> _题目要求_:
1. 根据关于施勇个展的文字,回答下列问题:
(a)这次个展在哪家美术馆举行?
(b)施勇在哪段年份之间停下了艺术创作?
(c)盒子美术馆除了一个完整的大展厅,还有哪些空间?
2. 请照原样抄录关于施勇个展的文字中“在展览开幕之前,《打边炉》在”与“透,反过来瓦解大空间的语法。”之间的部分,首尾两处也要包括在内。
3. 关于施勇个展的文字中,那段交谈只呈现施勇的话而看不到提问,原因是什么?

> _所给文本_:
════════════════════
施勇:空间战斗
9月29日,施勇个展《将一只( )鸟从一座塔的塔顶放掉》在顺德华侨城盒子美术馆举行,这是这位生活和工作在上海的艺术家不多的几场个展之一。2007-2015年之间,施勇停下了他的艺术创作,离开了那个"像吃了嗨药一样“的中国艺术现场。此次施勇的个展,是他重新面对自己的艺术之后,首次在上海之外集中展示近期创作。
在展览开幕之前,《打边炉》在盒子美术馆和施勇有一段交谈,按照惯例,问题隐去。发表前经过受访人审校。
1 、盒子美术馆的空间虽然不大,但很丰富,它有一个完整的大展厅和几个形态不规则的小展厅,还有一个过渡性的空间。在这样的空间结构中,我试着把主空间看作是一个具有话语权的语法结构,看看其它空间如何来应对它。通常情况下,会是围绕它来进行空间组织,但我想反过来,把那些不太确切的、被压制的词,悄悄从这个控制的语法结构中逃逸出来,逃到其它小空间中去,那些小空间又通过渗透,反过来瓦解大空间的语法。
════════════════════
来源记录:
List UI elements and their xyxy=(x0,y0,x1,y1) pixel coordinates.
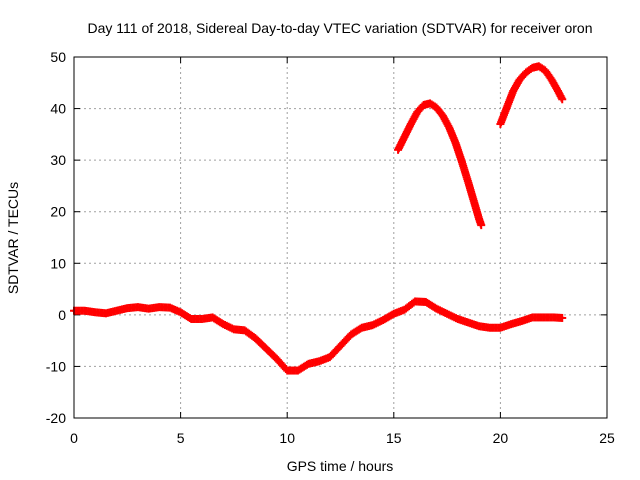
y-tick-label: 20 xyxy=(50,204,66,220)
y-tick-label: 0 xyxy=(58,307,66,323)
x-tick-label: 0 xyxy=(70,430,78,446)
x-tick-label: 25 xyxy=(599,430,615,446)
data-point xyxy=(558,313,567,322)
x-tick-label: 15 xyxy=(386,430,402,446)
plot-frame xyxy=(73,56,608,419)
data-points xyxy=(70,62,567,375)
y-tick-label: 30 xyxy=(50,152,66,168)
x-tick-label: 20 xyxy=(493,430,509,446)
y-tick-label: 10 xyxy=(50,255,66,271)
y-axis-label: SDTVAR / TECUs xyxy=(5,182,21,294)
x-tick-label: 5 xyxy=(177,430,185,446)
y-tick-label: 50 xyxy=(50,49,66,65)
data-point xyxy=(558,95,567,104)
data-point xyxy=(477,221,486,230)
y-tick-label: 40 xyxy=(50,101,66,117)
axes: 0 5 10 15 20 25 -20 -10 0 10 20 30 40 50 xyxy=(46,49,615,446)
y-tick-label: -10 xyxy=(46,358,66,374)
chart-title: Day 111 of 2018, Sidereal Day-to-day VTE… xyxy=(88,20,593,36)
x-tick-label: 10 xyxy=(279,430,295,446)
x-axis-label: GPS time / hours xyxy=(287,458,394,474)
y-tick-label: -20 xyxy=(46,410,66,426)
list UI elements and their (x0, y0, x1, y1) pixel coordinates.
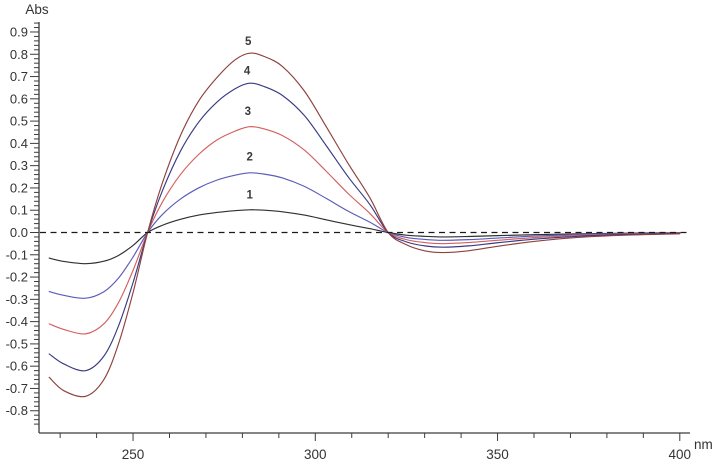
curve-label-5: 5 (245, 36, 252, 48)
series-curve-1 (48, 209, 681, 265)
curve-label-3: 3 (245, 106, 251, 118)
series-curve-5 (48, 52, 681, 398)
y-tick-label: -0.2 (6, 270, 28, 285)
curve-label-1: 1 (246, 190, 253, 202)
y-tick-label: 0.2 (10, 180, 28, 195)
y-tick-label: 0.6 (10, 91, 28, 106)
y-tick-label: 0.3 (10, 158, 28, 173)
y-tick-label: 0.1 (10, 203, 28, 218)
y-tick-label: -0.8 (6, 403, 28, 418)
y-tick-label: -0.4 (6, 314, 28, 329)
y-tick-label: 0.4 (10, 136, 28, 151)
y-tick-label: 0.9 (10, 24, 28, 39)
x-tick-label: 400 (669, 447, 692, 462)
y-tick-label: 0.5 (10, 114, 28, 129)
series-curve-4 (48, 82, 681, 372)
y-tick-label: -0.3 (6, 292, 28, 307)
x-tick-label: 250 (122, 447, 145, 462)
y-tick-label: 0.7 (10, 69, 28, 84)
x-tick-label: 300 (304, 447, 327, 462)
y-tick-label: 0.8 (10, 47, 28, 62)
series-curve-3 (48, 126, 681, 335)
y-tick-label: -0.5 (6, 336, 28, 351)
curve-label-2: 2 (246, 152, 252, 164)
x-axis-title: nm (694, 437, 713, 452)
x-tick-label: 350 (486, 447, 509, 462)
y-axis-title: Abs (25, 2, 49, 17)
y-tick-label: -0.7 (6, 381, 28, 396)
y-tick-label: -0.1 (6, 247, 28, 262)
y-tick-label: -0.6 (6, 359, 28, 374)
series-curve-2 (48, 172, 681, 299)
curve-label-4: 4 (244, 66, 251, 78)
y-tick-label: 0.0 (10, 225, 28, 240)
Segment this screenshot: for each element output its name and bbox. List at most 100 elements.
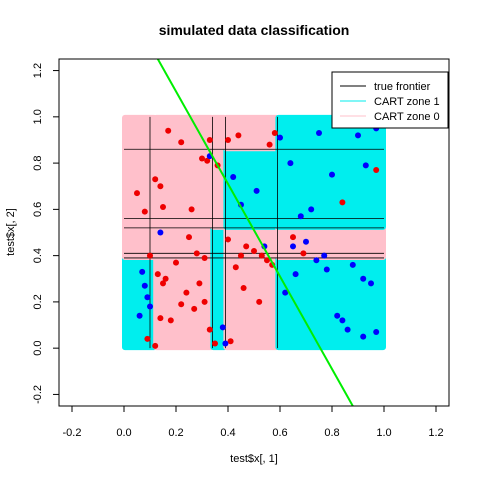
y-tick-label-6: 1.0 [32, 109, 44, 124]
x-tick-label-5: 0.8 [324, 427, 339, 439]
split-lines-layer [124, 116, 384, 349]
point-class-0-6 [188, 206, 195, 213]
point-class-0-16 [173, 259, 179, 266]
point-class-0-33 [238, 252, 244, 259]
point-class-0-18 [162, 275, 169, 282]
point-class-1-17 [329, 171, 335, 178]
point-class-0-37 [264, 257, 270, 264]
point-class-1-29 [334, 312, 341, 319]
x-tick-label-3: 0.4 [220, 427, 235, 439]
point-class-0-24 [144, 335, 151, 342]
point-class-0-4 [165, 127, 172, 134]
point-class-1-1 [141, 282, 148, 289]
zone-rect-9 [223, 114, 280, 152]
point-class-0-27 [191, 305, 198, 312]
y-tick-label-0: -0.2 [32, 385, 44, 404]
point-class-0-23 [157, 315, 164, 322]
zone-rect-0 [122, 255, 158, 351]
zone-rect-2 [153, 114, 215, 351]
point-class-0-49 [373, 167, 380, 174]
frontier-layer [156, 58, 354, 407]
point-class-0-43 [235, 132, 242, 139]
point-class-0-30 [160, 280, 166, 287]
point-class-0-39 [227, 338, 234, 345]
zone-rect-6 [223, 225, 280, 260]
zone-rect-3 [210, 225, 228, 351]
x-tick-label-2: 0.2 [168, 427, 183, 439]
y-tick-label-5: 0.8 [32, 155, 44, 170]
legend-box [331, 71, 449, 129]
legend-label-cart-zone-0: CART zone 0 [374, 111, 440, 123]
point-class-1-5 [157, 229, 164, 236]
point-class-0-41 [256, 298, 263, 305]
zone-rect-1 [122, 114, 158, 260]
point-class-1-4 [136, 312, 143, 319]
y-tick-label-2: 0.2 [32, 294, 44, 309]
point-class-1-34 [290, 243, 296, 250]
point-class-0-5 [178, 139, 185, 146]
point-class-0-3 [157, 183, 164, 190]
point-class-0-0 [134, 190, 140, 197]
point-class-0-48 [339, 199, 346, 206]
point-class-0-47 [300, 250, 307, 257]
point-class-0-42 [225, 136, 231, 143]
point-class-0-25 [167, 317, 174, 324]
point-class-1-20 [362, 162, 369, 169]
point-class-0-17 [154, 271, 161, 278]
legend: true frontier CART zone 1 CART zone 0 [331, 71, 449, 129]
zone-rect-4 [210, 114, 228, 230]
point-class-0-14 [193, 250, 200, 257]
point-class-0-12 [147, 252, 153, 259]
point-class-0-34 [243, 243, 250, 250]
point-class-1-19 [355, 132, 361, 139]
chart-title: simulated data classification [159, 22, 350, 38]
point-class-0-1 [141, 208, 148, 215]
y-axis: -0.2 0.0 0.2 0.4 0.6 0.8 1.0 1.2 [32, 63, 59, 404]
point-class-1-22 [292, 271, 299, 278]
x-axis-label: test$x[, 1] [230, 453, 278, 465]
zone-rect-11 [275, 225, 386, 260]
point-class-1-27 [368, 280, 374, 287]
point-class-0-28 [201, 298, 208, 305]
point-class-0-13 [186, 234, 192, 241]
point-class-1-14 [297, 213, 304, 220]
point-class-1-10 [253, 187, 260, 194]
zone-rect-5 [223, 255, 280, 351]
point-class-1-37 [222, 340, 229, 347]
point-class-0-26 [178, 301, 185, 308]
point-class-0-40 [240, 285, 247, 292]
point-class-1-36 [321, 252, 328, 259]
point-class-1-16 [316, 130, 322, 137]
x-tick-label-6: 1.0 [376, 427, 391, 439]
point-class-0-45 [271, 130, 278, 137]
point-class-0-19 [183, 289, 190, 296]
x-axis: -0.2 0.0 0.2 0.4 0.6 0.8 1.0 1.2 [63, 406, 444, 439]
point-class-1-35 [303, 238, 309, 245]
point-class-0-35 [251, 248, 257, 255]
point-class-0-21 [206, 326, 213, 333]
point-class-1-13 [287, 160, 294, 167]
point-class-0-36 [258, 252, 265, 259]
point-class-0-15 [201, 254, 208, 261]
point-class-1-32 [360, 333, 367, 340]
point-class-0-7 [199, 155, 205, 162]
point-class-1-30 [339, 317, 346, 324]
point-class-0-46 [290, 234, 296, 241]
point-class-1-0 [139, 268, 146, 275]
point-class-0-29 [152, 342, 159, 349]
point-class-1-26 [360, 275, 367, 282]
zone-rect-8 [223, 147, 280, 221]
zone-rect-10 [275, 255, 386, 351]
legend-label-true-frontier: true frontier [374, 81, 431, 93]
x-tick-label-7: 1.2 [428, 427, 443, 439]
point-class-0-8 [204, 157, 211, 164]
x-tick-label-0: -0.2 [63, 427, 82, 439]
point-class-1-33 [373, 328, 380, 335]
point-class-1-7 [219, 324, 226, 331]
plot-frame [58, 58, 450, 407]
point-class-1-3 [147, 303, 153, 310]
legend-label-cart-zone-1: CART zone 1 [374, 96, 440, 108]
frontier-line [156, 58, 354, 407]
point-class-0-22 [212, 340, 218, 347]
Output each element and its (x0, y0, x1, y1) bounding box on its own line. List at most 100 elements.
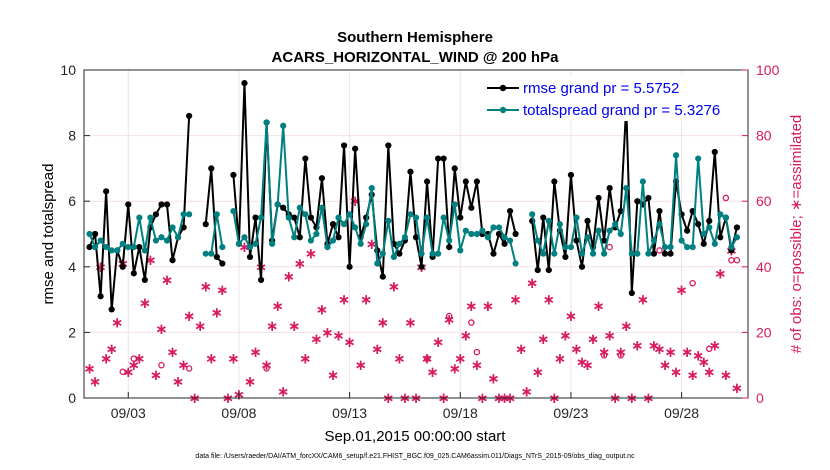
════════════════════
> _参考答案_:
1.
(a)顺德华侨城盒子美术馆。
(b)2007年至2015年之间。
(c)几个形态不规则的小展厅和一个过渡性的空间。

2.
在展览开幕之前,《打边炉》在盒子美术馆和施勇有一段交谈,按照惯例,问题隐去。发表前经过受访人审校。
1 、盒子美术馆的空间虽然不大,但很丰富,它有一个完整的大展厅和几个形态不规则的小展厅,还有一个过渡性的空间。在这样的空间结构中,我试着把主空间看作是一个具有话语权的语法结构,看看其它空间如何来应对它。通常情况下,会是围绕它来进行空间组织,但我想反过来,把那些不太确切的、被压制的词,悄悄从这个控制的语法结构中逃逸出来,逃到其它小空间中去,那些小空间又通过渗透,反过来瓦解大空间的语法。

3. 按照惯例,交谈中的问题被隐去了。